Exercise requirements: Write the material out again in full, word for word. Do not include the pictures.

Provided records:
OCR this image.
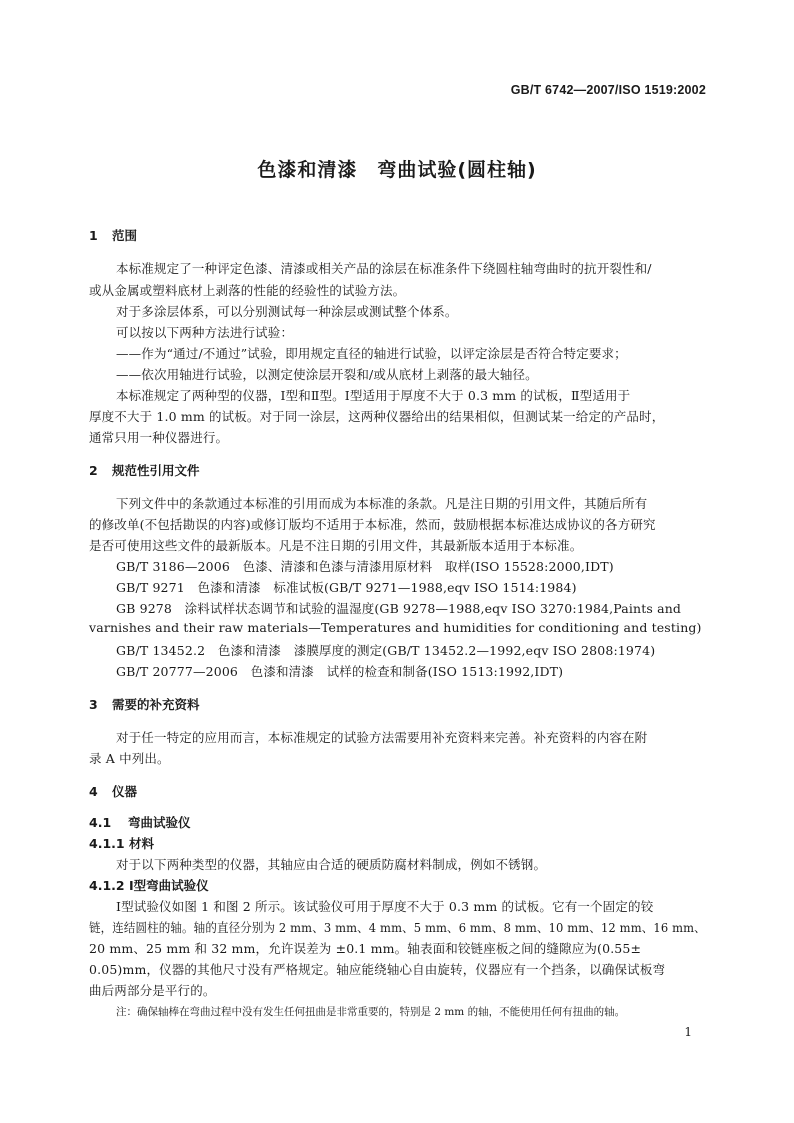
GB/T 6742—2007/ISO 1519:2002
色漆和清漆　弯曲试验(圆柱轴)
1 范围
本标准规定了一种评定色漆、清漆或相关产品的涂层在标准条件下绕圆柱轴弯曲时的抗开裂性和/
或从金属或塑料底材上剥落的性能的经验性的试验方法。
对于多涂层体系，可以分别测试每一种涂层或测试整个体系。
可以按以下两种方法进行试验：
——作为“通过/不通过”试验，即用规定直径的轴进行试验，以评定涂层是否符合特定要求；
——依次用轴进行试验，以测定使涂层开裂和/或从底材上剥落的最大轴径。
本标准规定了两种型的仪器，Ⅰ型和Ⅱ型。Ⅰ型适用于厚度不大于 0.3 mm 的试板，Ⅱ型适用于
厚度不大于 1.0 mm 的试板。对于同一涂层，这两种仪器给出的结果相似，但测试某一给定的产品时，
通常只用一种仪器进行。
2 规范性引用文件
下列文件中的条款通过本标准的引用而成为本标准的条款。凡是注日期的引用文件，其随后所有
的修改单(不包括勘误的内容)或修订版均不适用于本标准，然而，鼓励根据本标准达成协议的各方研究
是否可使用这些文件的最新版本。凡是不注日期的引用文件，其最新版本适用于本标准。
GB/T 3186—2006　色漆、清漆和色漆与清漆用原材料　取样(ISO 15528:2000,IDT)
GB/T 9271　色漆和清漆　标准试板(GB/T 9271—1988,eqv ISO 1514:1984)
GB 9278　涂料试样状态调节和试验的温湿度(GB 9278—1988,eqv ISO 3270:1984,Paints and
varnishes and their raw materials—Temperatures and humidities for conditioning and testing)
GB/T 13452.2　色漆和清漆　漆膜厚度的测定(GB/T 13452.2—1992,eqv ISO 2808:1974)
GB/T 20777—2006　色漆和清漆　试样的检查和制备(ISO 1513:1992,IDT)
3 需要的补充资料
对于任一特定的应用而言，本标准规定的试验方法需要用补充资料来完善。补充资料的内容在附
录 A 中列出。
4 仪器
4.1 弯曲试验仪
4.1.1 材料
对于以下两种类型的仪器，其轴应由合适的硬质防腐材料制成，例如不锈钢。
4.1.2 Ⅰ型弯曲试验仪
Ⅰ型试验仪如图 1 和图 2 所示。该试验仪可用于厚度不大于 0.3 mm 的试板。它有一个固定的铰
链，连结圆柱的轴。轴的直径分别为 2 mm、3 mm、4 mm、5 mm、6 mm、8 mm、10 mm、12 mm、16 mm、
20 mm、25 mm 和 32 mm，允许误差为 ±0.1 mm。轴表面和铰链座板之间的缝隙应为(0.55±
0.05)mm，仪器的其他尺寸没有严格规定。轴应能绕轴心自由旋转，仪器应有一个挡条，以确保试板弯
曲后两部分是平行的。
注：确保轴棒在弯曲过程中没有发生任何扭曲是非常重要的，特别是 2 mm 的轴，不能使用任何有扭曲的轴。
1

Correct answer:
OCR this image.
GB/T 6742—2007/ISO 1519:2002
色漆和清漆　弯曲试验(圆柱轴)
1 范围
本标准规定了一种评定色漆、清漆或相关产品的涂层在标准条件下绕圆柱轴弯曲时的抗开裂性和/
或从金属或塑料底材上剥落的性能的经验性的试验方法。
对于多涂层体系，可以分别测试每一种涂层或测试整个体系。
可以按以下两种方法进行试验：
——作为“通过/不通过”试验，即用规定直径的轴进行试验，以评定涂层是否符合特定要求；
——依次用轴进行试验，以测定使涂层开裂和/或从底材上剥落的最大轴径。
本标准规定了两种型的仪器，Ⅰ型和Ⅱ型。Ⅰ型适用于厚度不大于 0.3 mm 的试板，Ⅱ型适用于
厚度不大于 1.0 mm 的试板。对于同一涂层，这两种仪器给出的结果相似，但测试某一给定的产品时，
通常只用一种仪器进行。
2 规范性引用文件
下列文件中的条款通过本标准的引用而成为本标准的条款。凡是注日期的引用文件，其随后所有
的修改单(不包括勘误的内容)或修订版均不适用于本标准，然而，鼓励根据本标准达成协议的各方研究
是否可使用这些文件的最新版本。凡是不注日期的引用文件，其最新版本适用于本标准。
GB/T 3186—2006　色漆、清漆和色漆与清漆用原材料　取样(ISO 15528:2000,IDT)
GB/T 9271　色漆和清漆　标准试板(GB/T 9271—1988,eqv ISO 1514:1984)
GB 9278　涂料试样状态调节和试验的温湿度(GB 9278—1988,eqv ISO 3270:1984,Paints and
varnishes and their raw materials—Temperatures and humidities for conditioning and testing)
GB/T 13452.2　色漆和清漆　漆膜厚度的测定(GB/T 13452.2—1992,eqv ISO 2808:1974)
GB/T 20777—2006　色漆和清漆　试样的检查和制备(ISO 1513:1992,IDT)
3 需要的补充资料
对于任一特定的应用而言，本标准规定的试验方法需要用补充资料来完善。补充资料的内容在附
录 A 中列出。
4 仪器
4.1 弯曲试验仪
4.1.1 材料
对于以下两种类型的仪器，其轴应由合适的硬质防腐材料制成，例如不锈钢。
4.1.2 Ⅰ型弯曲试验仪
Ⅰ型试验仪如图 1 和图 2 所示。该试验仪可用于厚度不大于 0.3 mm 的试板。它有一个固定的铰
链，连结圆柱的轴。轴的直径分别为 2 mm、3 mm、4 mm、5 mm、6 mm、8 mm、10 mm、12 mm、16 mm、
20 mm、25 mm 和 32 mm，允许误差为 ±0.1 mm。轴表面和铰链座板之间的缝隙应为(0.55±
0.05)mm，仪器的其他尺寸没有严格规定。轴应能绕轴心自由旋转，仪器应有一个挡条，以确保试板弯
曲后两部分是平行的。
注：确保轴棒在弯曲过程中没有发生任何扭曲是非常重要的，特别是 2 mm 的轴，不能使用任何有扭曲的轴。
1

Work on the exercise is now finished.